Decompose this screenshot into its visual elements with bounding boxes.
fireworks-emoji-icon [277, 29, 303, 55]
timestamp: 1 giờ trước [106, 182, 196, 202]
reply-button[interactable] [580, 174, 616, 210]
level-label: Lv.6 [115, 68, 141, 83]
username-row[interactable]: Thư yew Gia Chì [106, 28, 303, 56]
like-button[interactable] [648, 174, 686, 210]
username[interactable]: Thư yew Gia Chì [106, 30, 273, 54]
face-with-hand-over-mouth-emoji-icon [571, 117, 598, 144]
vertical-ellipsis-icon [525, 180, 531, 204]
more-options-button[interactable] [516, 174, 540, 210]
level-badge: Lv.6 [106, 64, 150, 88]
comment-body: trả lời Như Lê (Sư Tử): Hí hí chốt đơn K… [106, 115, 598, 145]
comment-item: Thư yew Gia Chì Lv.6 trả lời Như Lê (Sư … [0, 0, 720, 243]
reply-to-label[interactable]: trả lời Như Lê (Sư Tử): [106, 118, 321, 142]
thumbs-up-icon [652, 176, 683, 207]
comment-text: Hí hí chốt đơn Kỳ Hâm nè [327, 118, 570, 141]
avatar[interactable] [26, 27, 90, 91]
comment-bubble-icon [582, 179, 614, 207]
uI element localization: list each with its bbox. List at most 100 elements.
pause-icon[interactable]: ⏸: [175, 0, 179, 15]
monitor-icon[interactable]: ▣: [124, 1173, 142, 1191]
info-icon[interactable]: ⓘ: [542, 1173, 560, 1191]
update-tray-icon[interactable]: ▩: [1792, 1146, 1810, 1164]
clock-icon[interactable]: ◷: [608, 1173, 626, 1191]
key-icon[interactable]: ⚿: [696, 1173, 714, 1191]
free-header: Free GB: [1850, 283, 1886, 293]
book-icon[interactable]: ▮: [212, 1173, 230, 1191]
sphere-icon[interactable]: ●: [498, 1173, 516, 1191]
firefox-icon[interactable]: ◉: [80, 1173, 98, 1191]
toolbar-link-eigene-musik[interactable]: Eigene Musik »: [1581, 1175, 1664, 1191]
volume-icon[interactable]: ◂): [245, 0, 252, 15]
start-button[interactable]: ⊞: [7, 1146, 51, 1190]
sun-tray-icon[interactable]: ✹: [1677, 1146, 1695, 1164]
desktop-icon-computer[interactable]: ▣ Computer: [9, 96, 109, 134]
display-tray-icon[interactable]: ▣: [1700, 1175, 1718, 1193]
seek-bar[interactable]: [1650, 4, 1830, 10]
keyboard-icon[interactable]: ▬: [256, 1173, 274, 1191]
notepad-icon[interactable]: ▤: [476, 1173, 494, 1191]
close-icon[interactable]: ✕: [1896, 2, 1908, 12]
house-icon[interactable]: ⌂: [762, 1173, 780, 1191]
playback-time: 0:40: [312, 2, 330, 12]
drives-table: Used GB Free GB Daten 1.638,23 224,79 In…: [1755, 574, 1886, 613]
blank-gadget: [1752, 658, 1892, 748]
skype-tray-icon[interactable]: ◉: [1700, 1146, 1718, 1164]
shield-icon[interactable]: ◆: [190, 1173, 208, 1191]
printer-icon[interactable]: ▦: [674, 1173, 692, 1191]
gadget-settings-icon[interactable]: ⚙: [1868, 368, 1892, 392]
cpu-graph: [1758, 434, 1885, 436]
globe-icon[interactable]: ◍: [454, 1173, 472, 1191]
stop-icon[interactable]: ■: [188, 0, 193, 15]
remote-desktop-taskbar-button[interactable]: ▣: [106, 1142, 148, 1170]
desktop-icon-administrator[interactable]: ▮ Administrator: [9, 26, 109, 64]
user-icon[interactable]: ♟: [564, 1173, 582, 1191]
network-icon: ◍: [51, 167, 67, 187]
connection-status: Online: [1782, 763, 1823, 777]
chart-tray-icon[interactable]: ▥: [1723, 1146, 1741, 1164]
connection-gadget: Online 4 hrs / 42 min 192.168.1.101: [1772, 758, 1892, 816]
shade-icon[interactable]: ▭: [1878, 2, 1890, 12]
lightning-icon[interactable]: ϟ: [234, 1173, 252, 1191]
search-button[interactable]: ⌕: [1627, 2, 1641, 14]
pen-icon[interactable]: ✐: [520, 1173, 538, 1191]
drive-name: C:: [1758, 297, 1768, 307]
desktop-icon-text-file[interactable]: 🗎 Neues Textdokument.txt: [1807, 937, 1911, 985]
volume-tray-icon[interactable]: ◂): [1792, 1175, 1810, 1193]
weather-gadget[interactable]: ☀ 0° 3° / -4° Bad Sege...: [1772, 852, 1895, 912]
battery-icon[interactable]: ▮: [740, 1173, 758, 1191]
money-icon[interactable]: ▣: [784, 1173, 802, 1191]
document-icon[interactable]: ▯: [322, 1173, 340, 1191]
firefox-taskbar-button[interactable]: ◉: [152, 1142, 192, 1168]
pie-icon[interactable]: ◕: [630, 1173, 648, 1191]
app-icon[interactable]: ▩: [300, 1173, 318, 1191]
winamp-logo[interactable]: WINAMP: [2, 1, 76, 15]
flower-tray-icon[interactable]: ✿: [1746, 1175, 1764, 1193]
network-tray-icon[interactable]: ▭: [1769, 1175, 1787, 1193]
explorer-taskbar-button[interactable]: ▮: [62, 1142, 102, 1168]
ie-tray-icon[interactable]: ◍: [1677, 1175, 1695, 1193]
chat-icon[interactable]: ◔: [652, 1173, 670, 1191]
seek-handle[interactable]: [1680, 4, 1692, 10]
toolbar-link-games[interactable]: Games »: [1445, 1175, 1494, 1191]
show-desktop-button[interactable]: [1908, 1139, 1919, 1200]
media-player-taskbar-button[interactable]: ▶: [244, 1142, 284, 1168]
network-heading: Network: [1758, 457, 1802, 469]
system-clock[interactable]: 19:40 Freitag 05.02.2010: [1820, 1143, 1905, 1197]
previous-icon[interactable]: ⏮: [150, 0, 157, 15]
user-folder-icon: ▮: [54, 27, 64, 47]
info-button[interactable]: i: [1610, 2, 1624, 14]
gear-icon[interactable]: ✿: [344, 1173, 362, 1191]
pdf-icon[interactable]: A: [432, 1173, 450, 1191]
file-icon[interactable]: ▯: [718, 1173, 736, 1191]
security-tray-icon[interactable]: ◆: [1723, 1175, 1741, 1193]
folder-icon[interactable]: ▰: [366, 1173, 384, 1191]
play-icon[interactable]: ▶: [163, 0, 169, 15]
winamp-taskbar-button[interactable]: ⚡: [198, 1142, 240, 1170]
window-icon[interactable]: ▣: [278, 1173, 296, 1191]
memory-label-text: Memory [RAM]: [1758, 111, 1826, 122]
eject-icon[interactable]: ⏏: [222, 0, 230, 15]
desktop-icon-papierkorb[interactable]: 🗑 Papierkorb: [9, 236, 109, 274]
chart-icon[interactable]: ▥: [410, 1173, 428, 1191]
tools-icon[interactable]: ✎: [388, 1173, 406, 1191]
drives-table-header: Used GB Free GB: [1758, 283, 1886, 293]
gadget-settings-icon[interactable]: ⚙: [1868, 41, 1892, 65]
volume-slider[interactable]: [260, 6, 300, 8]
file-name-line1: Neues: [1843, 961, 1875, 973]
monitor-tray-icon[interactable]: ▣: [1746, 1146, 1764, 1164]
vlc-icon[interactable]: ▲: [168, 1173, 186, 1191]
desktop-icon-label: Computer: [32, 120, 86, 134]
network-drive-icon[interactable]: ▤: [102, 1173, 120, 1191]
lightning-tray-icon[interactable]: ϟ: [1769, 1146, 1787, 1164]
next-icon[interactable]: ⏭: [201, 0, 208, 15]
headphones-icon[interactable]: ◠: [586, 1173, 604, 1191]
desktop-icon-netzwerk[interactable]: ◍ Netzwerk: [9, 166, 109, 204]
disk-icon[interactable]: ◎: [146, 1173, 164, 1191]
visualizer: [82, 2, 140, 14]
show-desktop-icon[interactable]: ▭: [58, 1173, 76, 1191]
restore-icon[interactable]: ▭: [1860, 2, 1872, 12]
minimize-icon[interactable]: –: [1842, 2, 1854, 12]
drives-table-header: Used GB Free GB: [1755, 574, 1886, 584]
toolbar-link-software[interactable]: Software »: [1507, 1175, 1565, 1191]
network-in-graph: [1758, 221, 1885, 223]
------------
▶ [Short problem]:
Put everything from the first of the rows above down to the line containing "free-header: Free GB: [1850, 283, 1886, 293]", that line included, into a Markdown table with the columns Number and Line. Leave out blank lines.

▶ [The completed task]:
| Number | Line |
|---|---|
| 1 | Decompose this screenshot into its visual elements with bounding boxes. |
| 2 | fireworks-emoji-icon [277, 29, 303, 55] |
| 3 | timestamp: 1 giờ trước [106, 182, 196, 202] |
| 4 | reply-button[interactable] [580, 174, 616, 210] |
| 5 | level-label: Lv.6 [115, 68, 141, 83] |
| 6 | username-row[interactable]: Thư yew Gia Chì [106, 28, 303, 56] |
| 7 | like-button[interactable] [648, 174, 686, 210] |
| 8 | username[interactable]: Thư yew Gia Chì [106, 30, 273, 54] |
| 9 | face-with-hand-over-mouth-emoji-icon [571, 117, 598, 144] |
| 10 | vertical-ellipsis-icon [525, 180, 531, 204] |
| 11 | more-options-button[interactable] [516, 174, 540, 210] |
| 12 | level-badge: Lv.6 [106, 64, 150, 88] |
| 13 | comment-body: trả lời Như Lê (Sư Tử): Hí hí chốt đơn K… [106, 115, 598, 145] |
| 14 | comment-item: Thư yew Gia Chì Lv.6 trả lời Như Lê (Sư … [0, 0, 720, 243] |
| 15 | reply-to-label[interactable]: trả lời Như Lê (Sư Tử): [106, 118, 321, 142] |
| 16 | thumbs-up-icon [652, 176, 683, 207] |
| 17 | comment-text: Hí hí chốt đơn Kỳ Hâm nè [327, 118, 570, 141] |
| 18 | avatar[interactable] [26, 27, 90, 91] |
| 19 | comment-bubble-icon [582, 179, 614, 207] |
| 20 | uI element localization: list each with its bbox. List at most 100 elements. |
| 21 | pause-icon[interactable]: ⏸: [175, 0, 179, 15] |
| 22 | monitor-icon[interactable]: ▣: [124, 1173, 142, 1191] |
| 23 | info-icon[interactable]: ⓘ: [542, 1173, 560, 1191] |
| 24 | update-tray-icon[interactable]: ▩: [1792, 1146, 1810, 1164] |
| 25 | clock-icon[interactable]: ◷: [608, 1173, 626, 1191] |
| 26 | key-icon[interactable]: ⚿: [696, 1173, 714, 1191] |
| 27 | free-header: Free GB: [1850, 283, 1886, 293] |